[Figure dataset records]
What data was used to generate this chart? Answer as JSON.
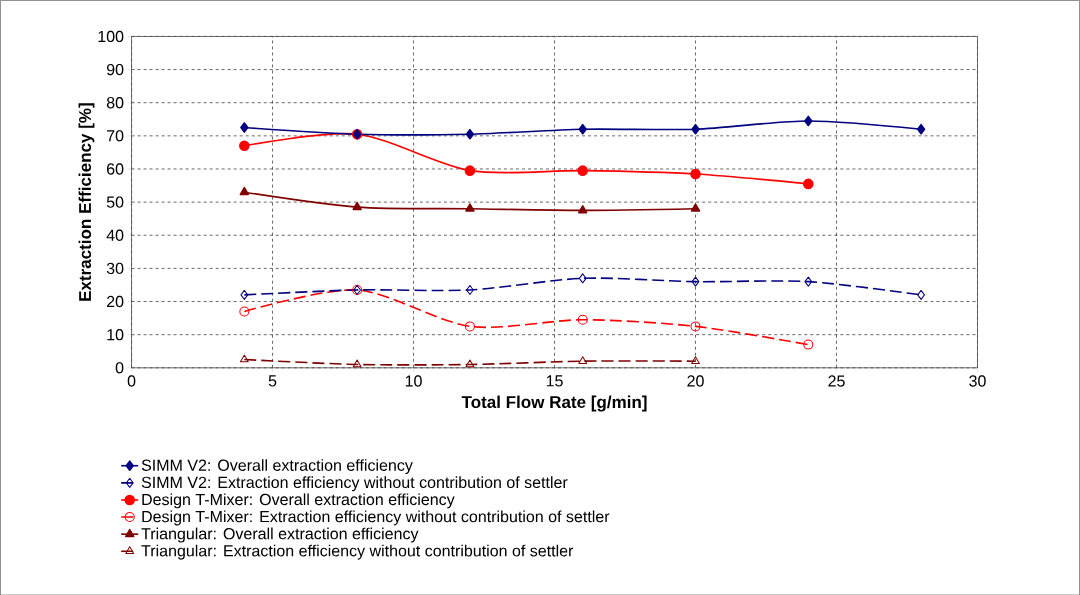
{
  "chart_data": {
    "type": "line",
    "xlabel": "Total Flow Rate [g/min]",
    "ylabel": "Extraction Efficiency [%]",
    "x": [
      4,
      8,
      12,
      16,
      20,
      24,
      28
    ],
    "series": [
      {
        "name": "SIMM V2: Overall extraction efficiency",
        "color": "#000080",
        "marker": "diamond",
        "line_style": "solid",
        "values": [
          72.5,
          70.5,
          70.5,
          72,
          72,
          74.5,
          72
        ]
      },
      {
        "name": "SIMM V2: Extraction efficiency without contribution of settler",
        "color": "#000080",
        "marker": "diamond",
        "line_style": "dashed",
        "values": [
          22,
          23.5,
          23.5,
          27,
          26,
          26,
          22
        ]
      },
      {
        "name": "Design T-Mixer: Overall extraction efficiency",
        "color": "#ff0000",
        "marker": "circle",
        "line_style": "solid",
        "values": [
          67,
          70.5,
          59.5,
          59.5,
          58.5,
          55.5,
          null
        ]
      },
      {
        "name": "Design T-Mixer: Extraction efficiency without contribution of settler",
        "color": "#ff0000",
        "marker": "circle",
        "line_style": "dashed",
        "values": [
          17,
          23.5,
          12.5,
          14.5,
          12.5,
          7,
          null
        ]
      },
      {
        "name": "Triangular: Overall extraction efficiency",
        "color": "#800000",
        "marker": "triangle",
        "line_style": "solid",
        "values": [
          53,
          48.5,
          48,
          47.5,
          48,
          null,
          null
        ]
      },
      {
        "name": "Triangular: Extraction efficiency without contribution of settler",
        "color": "#800000",
        "marker": "triangle",
        "line_style": "dashed",
        "values": [
          2.5,
          1,
          1,
          2,
          2,
          null,
          null
        ]
      }
    ],
    "xlim": [
      0,
      30
    ],
    "xticks": [
      0,
      5,
      10,
      15,
      20,
      25,
      30
    ],
    "ylim": [
      0,
      100
    ],
    "yticks": [
      0,
      10,
      20,
      30,
      40,
      50,
      60,
      70,
      80,
      90,
      100
    ],
    "grid": true,
    "legend": "bottom"
  }
}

__Task brief__: Print every entry above again without changing a word, and omit the pictures.

__Complete output__:
What data was used to generate this chart? Answer as JSON.
{
  "chart_data": {
    "type": "line",
    "xlabel": "Total Flow Rate [g/min]",
    "ylabel": "Extraction Efficiency [%]",
    "x": [
      4,
      8,
      12,
      16,
      20,
      24,
      28
    ],
    "series": [
      {
        "name": "SIMM V2: Overall extraction efficiency",
        "color": "#000080",
        "marker": "diamond",
        "line_style": "solid",
        "values": [
          72.5,
          70.5,
          70.5,
          72,
          72,
          74.5,
          72
        ]
      },
      {
        "name": "SIMM V2: Extraction efficiency without contribution of settler",
        "color": "#000080",
        "marker": "diamond",
        "line_style": "dashed",
        "values": [
          22,
          23.5,
          23.5,
          27,
          26,
          26,
          22
        ]
      },
      {
        "name": "Design T-Mixer: Overall extraction efficiency",
        "color": "#ff0000",
        "marker": "circle",
        "line_style": "solid",
        "values": [
          67,
          70.5,
          59.5,
          59.5,
          58.5,
          55.5,
          null
        ]
      },
      {
        "name": "Design T-Mixer: Extraction efficiency without contribution of settler",
        "color": "#ff0000",
        "marker": "circle",
        "line_style": "dashed",
        "values": [
          17,
          23.5,
          12.5,
          14.5,
          12.5,
          7,
          null
        ]
      },
      {
        "name": "Triangular: Overall extraction efficiency",
        "color": "#800000",
        "marker": "triangle",
        "line_style": "solid",
        "values": [
          53,
          48.5,
          48,
          47.5,
          48,
          null,
          null
        ]
      },
      {
        "name": "Triangular: Extraction efficiency without contribution of settler",
        "color": "#800000",
        "marker": "triangle",
        "line_style": "dashed",
        "values": [
          2.5,
          1,
          1,
          2,
          2,
          null,
          null
        ]
      }
    ],
    "xlim": [
      0,
      30
    ],
    "xticks": [
      0,
      5,
      10,
      15,
      20,
      25,
      30
    ],
    "ylim": [
      0,
      100
    ],
    "yticks": [
      0,
      10,
      20,
      30,
      40,
      50,
      60,
      70,
      80,
      90,
      100
    ],
    "grid": true,
    "legend": "bottom"
  }
}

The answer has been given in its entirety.